* TASK OBJECTIVE
All of the data that follows should be retyped exactly, please, except the pictures.

Dataset items:
+++++
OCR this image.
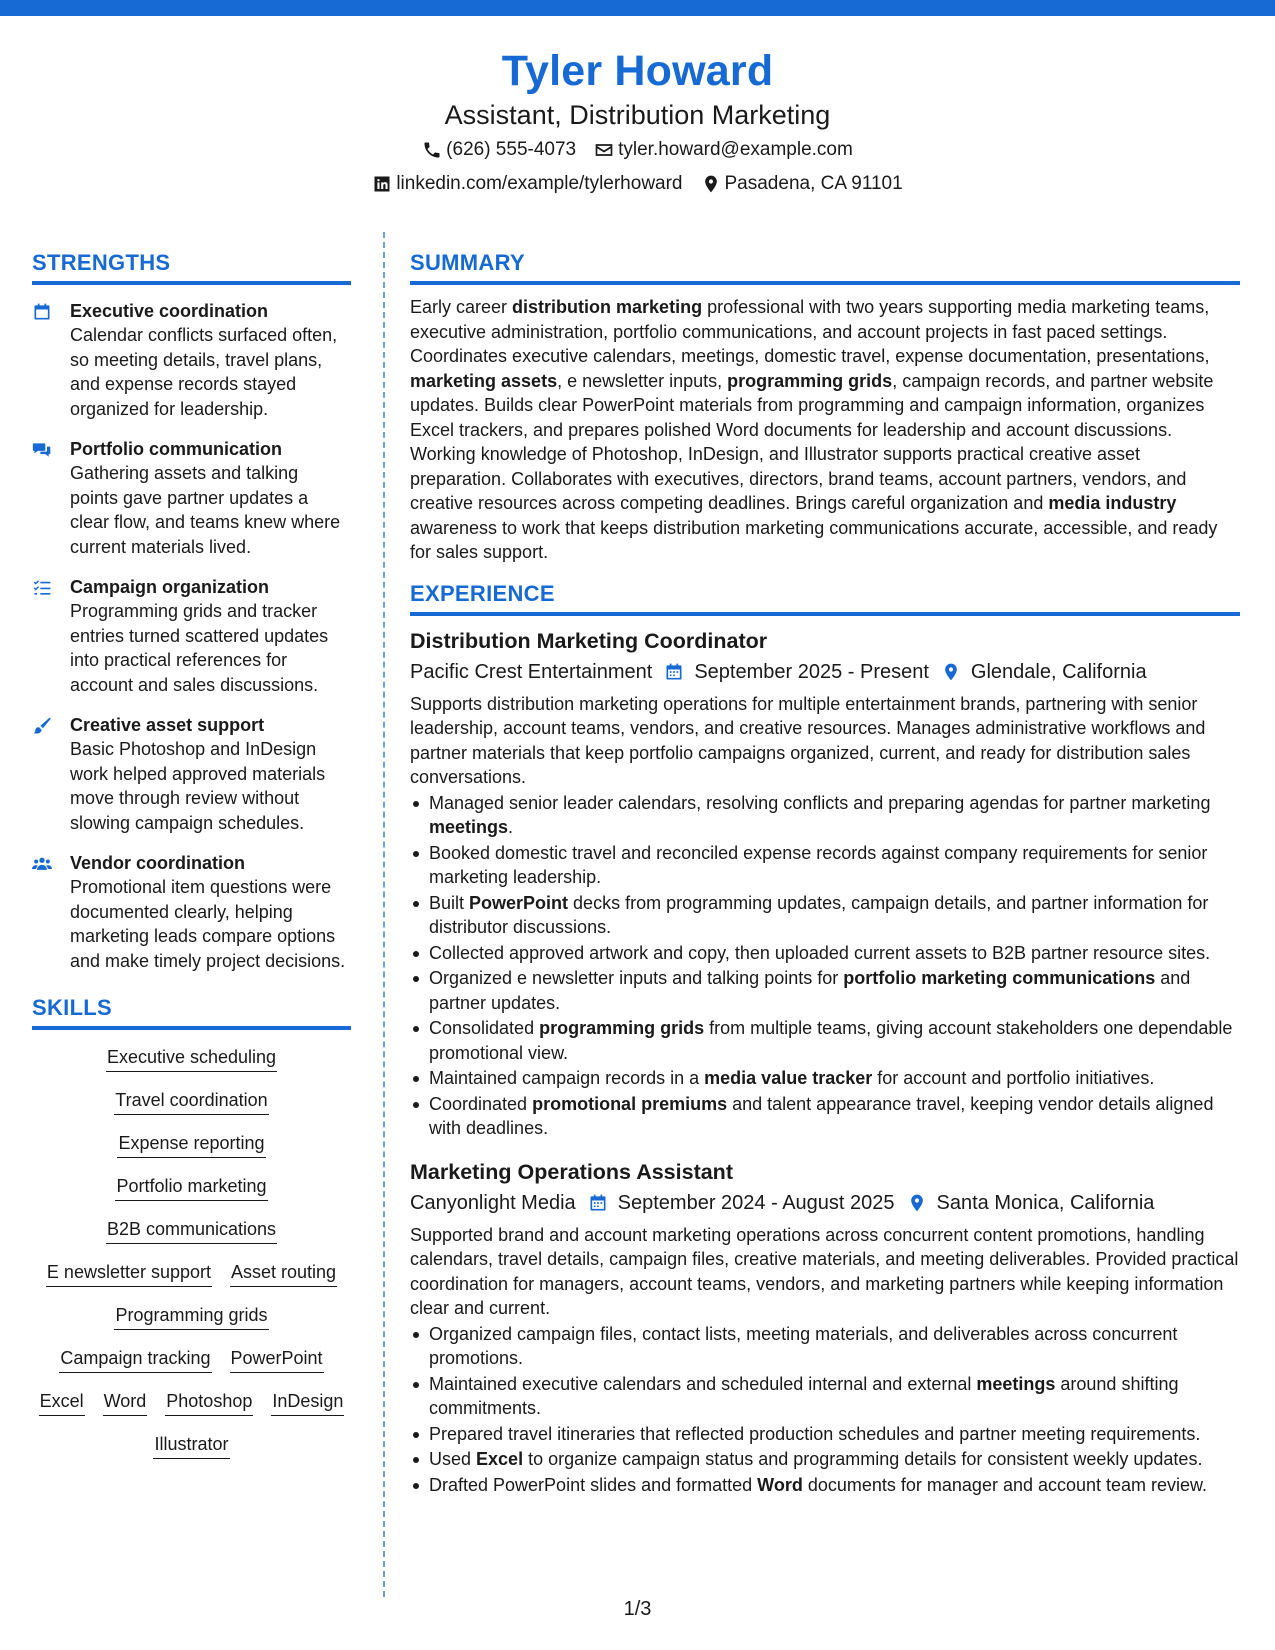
Tyler Howard
Assistant, Distribution Marketing
(626) 555-4073 tyler.howard@example.com
linkedin.com/example/tylerhoward Pasadena, CA 91101
STRENGTHS
Executive coordination
Calendar conflicts surfaced often, so meeting details, travel plans, and expense records stayed organized for leadership.
Portfolio communication
Gathering assets and talking points gave partner updates a clear flow, and teams knew where current materials lived.
Campaign organization
Programming grids and tracker entries turned scattered updates into practical references for account and sales discussions.
Creative asset support
Basic Photoshop and InDesign work helped approved materials move through review without slowing campaign schedules.
Vendor coordination
Promotional item questions were documented clearly, helping marketing leads compare options and make timely project decisions.
SKILLS
Executive scheduling
Travel coordination
Expense reporting
Portfolio marketing
B2B communications
E newsletter support Asset routing
Programming grids
Campaign tracking PowerPoint
Excel Word Photoshop InDesign
Illustrator
SUMMARY
Early career distribution marketing professional with two years supporting media marketing teams, executive administration, portfolio communications, and account projects in fast paced settings. Coordinates executive calendars, meetings, domestic travel, expense documentation, presentations, marketing assets, e newsletter inputs, programming grids, campaign records, and partner website updates. Builds clear PowerPoint materials from programming and campaign information, organizes Excel trackers, and prepares polished Word documents for leadership and account discussions. Working knowledge of Photoshop, InDesign, and Illustrator supports practical creative asset preparation. Collaborates with executives, directors, brand teams, account partners, vendors, and creative resources across competing deadlines. Brings careful organization and media industry awareness to work that keeps distribution marketing communications accurate, accessible, and ready for sales support.
EXPERIENCE
Distribution Marketing Coordinator
Pacific Crest Entertainment September 2025 - Present Glendale, California
Supports distribution marketing operations for multiple entertainment brands, partnering with senior leadership, account teams, vendors, and creative resources. Manages administrative workflows and partner materials that keep portfolio campaigns organized, current, and ready for distribution sales conversations.
Managed senior leader calendars, resolving conflicts and preparing agendas for partner marketing meetings.
Booked domestic travel and reconciled expense records against company requirements for senior marketing leadership.
Built PowerPoint decks from programming updates, campaign details, and partner information for distributor discussions.
Collected approved artwork and copy, then uploaded current assets to B2B partner resource sites.
Organized e newsletter inputs and talking points for portfolio marketing communications and partner updates.
Consolidated programming grids from multiple teams, giving account stakeholders one dependable promotional view.
Maintained campaign records in a media value tracker for account and portfolio initiatives.
Coordinated promotional premiums and talent appearance travel, keeping vendor details aligned with deadlines.
Marketing Operations Assistant
Canyonlight Media September 2024 - August 2025 Santa Monica, California
Supported brand and account marketing operations across concurrent content promotions, handling calendars, travel details, campaign files, creative materials, and meeting deliverables. Provided practical coordination for managers, account teams, vendors, and marketing partners while keeping information clear and current.
Organized campaign files, contact lists, meeting materials, and deliverables across concurrent promotions.
Maintained executive calendars and scheduled internal and external meetings around shifting commitments.
Prepared travel itineraries that reflected production schedules and partner meeting requirements.
Used Excel to organize campaign status and programming details for consistent weekly updates.
Drafted PowerPoint slides and formatted Word documents for manager and account team review.
1/3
+++++
* SOLUTION
OCR this image.
Tyler Howard
Assistant, Distribution Marketing
(626) 555-4073 tyler.howard@example.com
linkedin.com/example/tylerhoward Pasadena, CA 91101
STRENGTHS
Executive coordination
Calendar conflicts surfaced often, so meeting details, travel plans, and expense records stayed organized for leadership.
Portfolio communication
Gathering assets and talking points gave partner updates a clear flow, and teams knew where current materials lived.
Campaign organization
Programming grids and tracker entries turned scattered updates into practical references for account and sales discussions.
Creative asset support
Basic Photoshop and InDesign work helped approved materials move through review without slowing campaign schedules.
Vendor coordination
Promotional item questions were documented clearly, helping marketing leads compare options and make timely project decisions.
SKILLS
Executive scheduling
Travel coordination
Expense reporting
Portfolio marketing
B2B communications
E newsletter support Asset routing
Programming grids
Campaign tracking PowerPoint
Excel Word Photoshop InDesign
Illustrator
SUMMARY
Early career distribution marketing professional with two years supporting media marketing teams, executive administration, portfolio communications, and account projects in fast paced settings. Coordinates executive calendars, meetings, domestic travel, expense documentation, presentations, marketing assets, e newsletter inputs, programming grids, campaign records, and partner website updates. Builds clear PowerPoint materials from programming and campaign information, organizes Excel trackers, and prepares polished Word documents for leadership and account discussions. Working knowledge of Photoshop, InDesign, and Illustrator supports practical creative asset preparation. Collaborates with executives, directors, brand teams, account partners, vendors, and creative resources across competing deadlines. Brings careful organization and media industry awareness to work that keeps distribution marketing communications accurate, accessible, and ready for sales support.
EXPERIENCE
Distribution Marketing Coordinator
Pacific Crest Entertainment September 2025 - Present Glendale, California
Supports distribution marketing operations for multiple entertainment brands, partnering with senior leadership, account teams, vendors, and creative resources. Manages administrative workflows and partner materials that keep portfolio campaigns organized, current, and ready for distribution sales conversations.
Managed senior leader calendars, resolving conflicts and preparing agendas for partner marketing meetings.
Booked domestic travel and reconciled expense records against company requirements for senior marketing leadership.
Built PowerPoint decks from programming updates, campaign details, and partner information for distributor discussions.
Collected approved artwork and copy, then uploaded current assets to B2B partner resource sites.
Organized e newsletter inputs and talking points for portfolio marketing communications and partner updates.
Consolidated programming grids from multiple teams, giving account stakeholders one dependable promotional view.
Maintained campaign records in a media value tracker for account and portfolio initiatives.
Coordinated promotional premiums and talent appearance travel, keeping vendor details aligned with deadlines.
Marketing Operations Assistant
Canyonlight Media September 2024 - August 2025 Santa Monica, California
Supported brand and account marketing operations across concurrent content promotions, handling calendars, travel details, campaign files, creative materials, and meeting deliverables. Provided practical coordination for managers, account teams, vendors, and marketing partners while keeping information clear and current.
Organized campaign files, contact lists, meeting materials, and deliverables across concurrent promotions.
Maintained executive calendars and scheduled internal and external meetings around shifting commitments.
Prepared travel itineraries that reflected production schedules and partner meeting requirements.
Used Excel to organize campaign status and programming details for consistent weekly updates.
Drafted PowerPoint slides and formatted Word documents for manager and account team review.
1/3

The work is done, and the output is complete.